**Task directions**. Would you extract the whole listing below and retype it exactly?

**Records provided**.
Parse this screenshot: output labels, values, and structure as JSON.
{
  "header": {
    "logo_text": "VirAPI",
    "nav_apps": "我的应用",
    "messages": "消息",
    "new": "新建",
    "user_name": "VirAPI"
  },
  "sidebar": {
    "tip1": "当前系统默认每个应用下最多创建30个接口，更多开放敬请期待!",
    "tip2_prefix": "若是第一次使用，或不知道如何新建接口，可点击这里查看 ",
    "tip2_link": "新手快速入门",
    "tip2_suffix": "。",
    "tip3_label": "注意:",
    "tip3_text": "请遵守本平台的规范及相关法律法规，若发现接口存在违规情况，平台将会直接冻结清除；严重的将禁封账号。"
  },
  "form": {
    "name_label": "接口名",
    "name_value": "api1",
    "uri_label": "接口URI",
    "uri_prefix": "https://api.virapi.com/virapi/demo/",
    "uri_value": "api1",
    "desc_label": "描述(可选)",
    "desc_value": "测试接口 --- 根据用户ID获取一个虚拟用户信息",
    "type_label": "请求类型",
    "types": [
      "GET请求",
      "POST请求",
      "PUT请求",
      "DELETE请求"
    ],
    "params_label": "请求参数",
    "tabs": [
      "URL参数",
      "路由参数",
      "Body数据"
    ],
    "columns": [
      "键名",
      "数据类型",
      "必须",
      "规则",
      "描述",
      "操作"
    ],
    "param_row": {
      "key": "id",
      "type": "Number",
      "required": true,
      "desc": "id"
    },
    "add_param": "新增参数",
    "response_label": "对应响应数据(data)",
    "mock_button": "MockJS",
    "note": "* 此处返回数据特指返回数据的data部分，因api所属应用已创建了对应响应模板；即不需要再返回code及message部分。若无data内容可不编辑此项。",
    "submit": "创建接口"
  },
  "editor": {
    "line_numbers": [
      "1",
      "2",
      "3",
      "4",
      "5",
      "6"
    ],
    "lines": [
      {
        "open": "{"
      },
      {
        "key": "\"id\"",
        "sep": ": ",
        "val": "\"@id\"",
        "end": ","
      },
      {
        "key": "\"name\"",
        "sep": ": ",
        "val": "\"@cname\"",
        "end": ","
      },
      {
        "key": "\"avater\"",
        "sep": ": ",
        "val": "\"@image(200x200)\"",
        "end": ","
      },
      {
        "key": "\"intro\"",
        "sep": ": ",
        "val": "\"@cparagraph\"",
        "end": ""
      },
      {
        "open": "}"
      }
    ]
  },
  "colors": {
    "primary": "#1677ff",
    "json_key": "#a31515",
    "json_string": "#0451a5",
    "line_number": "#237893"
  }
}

**Response below**.
Parse this screenshot: output labels, values, and structure as JSON.
{
  "header": {
    "logo_text": "VirAPI",
    "nav_apps": "我的应用",
    "messages": "消息",
    "new": "新建",
    "user_name": "VirAPI"
  },
  "sidebar": {
    "tip1": "当前系统默认每个应用下最多创建30个接口，更多开放敬请期待!",
    "tip2_prefix": "若是第一次使用，或不知道如何新建接口，可点击这里查看 ",
    "tip2_link": "新手快速入门",
    "tip2_suffix": "。",
    "tip3_label": "注意:",
    "tip3_text": "请遵守本平台的规范及相关法律法规，若发现接口存在违规情况，平台将会直接冻结清除；严重的将禁封账号。"
  },
  "form": {
    "name_label": "接口名",
    "name_value": "api1",
    "uri_label": "接口URI",
    "uri_prefix": "https://api.virapi.com/virapi/demo/",
    "uri_value": "api1",
    "desc_label": "描述(可选)",
    "desc_value": "测试接口 --- 根据用户ID获取一个虚拟用户信息",
    "type_label": "请求类型",
    "types": [
      "GET请求",
      "POST请求",
      "PUT请求",
      "DELETE请求"
    ],
    "params_label": "请求参数",
    "tabs": [
      "URL参数",
      "路由参数",
      "Body数据"
    ],
    "columns": [
      "键名",
      "数据类型",
      "必须",
      "规则",
      "描述",
      "操作"
    ],
    "param_row": {
      "key": "id",
      "type": "Number",
      "required": true,
      "desc": "id"
    },
    "add_param": "新增参数",
    "response_label": "对应响应数据(data)",
    "mock_button": "MockJS",
    "note": "* 此处返回数据特指返回数据的data部分，因api所属应用已创建了对应响应模板；即不需要再返回code及message部分。若无data内容可不编辑此项。",
    "submit": "创建接口"
  },
  "editor": {
    "line_numbers": [
      "1",
      "2",
      "3",
      "4",
      "5",
      "6"
    ],
    "lines": [
      {
        "open": "{"
      },
      {
        "key": "\"id\"",
        "sep": ": ",
        "val": "\"@id\"",
        "end": ","
      },
      {
        "key": "\"name\"",
        "sep": ": ",
        "val": "\"@cname\"",
        "end": ","
      },
      {
        "key": "\"avater\"",
        "sep": ": ",
        "val": "\"@image(200x200)\"",
        "end": ","
      },
      {
        "key": "\"intro\"",
        "sep": ": ",
        "val": "\"@cparagraph\"",
        "end": ""
      },
      {
        "open": "}"
      }
    ]
  },
  "colors": {
    "primary": "#1677ff",
    "json_key": "#a31515",
    "json_string": "#0451a5",
    "line_number": "#237893"
  }
}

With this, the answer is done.